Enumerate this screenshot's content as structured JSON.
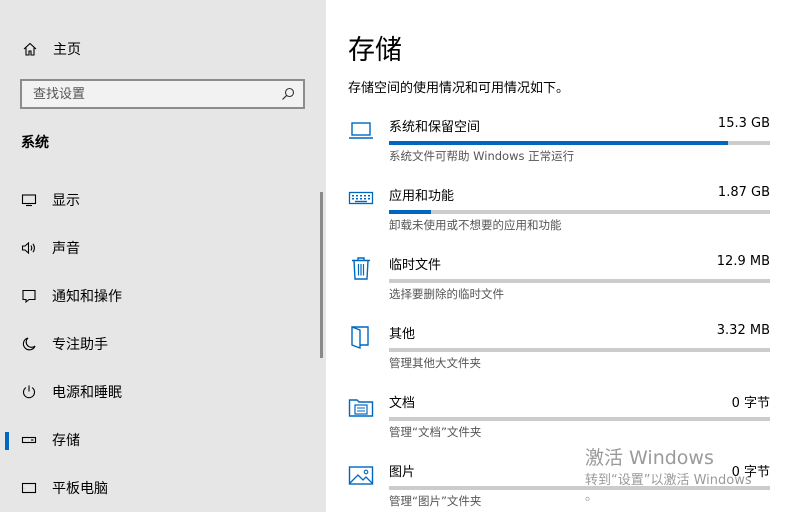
{
  "sidebar": {
    "home_label": "主页",
    "search": {
      "placeholder": "查找设置",
      "value": ""
    },
    "section_title": "系统",
    "items": [
      {
        "label": "显示",
        "icon": "display-icon"
      },
      {
        "label": "声音",
        "icon": "speaker-icon"
      },
      {
        "label": "通知和操作",
        "icon": "notification-icon"
      },
      {
        "label": "专注助手",
        "icon": "moon-icon"
      },
      {
        "label": "电源和睡眠",
        "icon": "power-icon"
      },
      {
        "label": "存储",
        "icon": "storage-drive-icon",
        "active": true
      },
      {
        "label": "平板电脑",
        "icon": "tablet-icon"
      }
    ]
  },
  "main": {
    "title": "存储",
    "description": "存储空间的使用情况和可用情况如下。",
    "items": [
      {
        "name": "系统和保留空间",
        "size": "15.3 GB",
        "desc": "系统文件可帮助 Windows 正常运行",
        "fill": 0.89,
        "icon": "laptop-icon"
      },
      {
        "name": "应用和功能",
        "size": "1.87 GB",
        "desc": "卸载未使用或不想要的应用和功能",
        "fill": 0.11,
        "icon": "keyboard-icon"
      },
      {
        "name": "临时文件",
        "size": "12.9 MB",
        "desc": "选择要删除的临时文件",
        "fill": 0.0,
        "icon": "trash-icon"
      },
      {
        "name": "其他",
        "size": "3.32 MB",
        "desc": "管理其他大文件夹",
        "fill": 0.0,
        "icon": "folder-open-icon"
      },
      {
        "name": "文档",
        "size": "0 字节",
        "desc": "管理“文档”文件夹",
        "fill": 0.0,
        "icon": "documents-folder-icon"
      },
      {
        "name": "图片",
        "size": "0 字节",
        "desc": "管理“图片”文件夹",
        "fill": 0.0,
        "icon": "pictures-icon"
      }
    ]
  },
  "watermark": {
    "title": "激活 Windows",
    "subtitle": "转到“设置”以激活 Windows",
    "trailing": "。"
  },
  "colors": {
    "accent": "#0067c0",
    "sidebar_bg": "#e6e6e6",
    "bar_bg": "#cccccc"
  }
}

### EXERCISE
Go through the listing above and list every line that has the word "size".

### FINISHED EXERCISE
        "size": "15.3 GB",
        "size": "1.87 GB",
        "size": "12.9 MB",
        "size": "3.32 MB",
        "size": "0 字节",
        "size": "0 字节",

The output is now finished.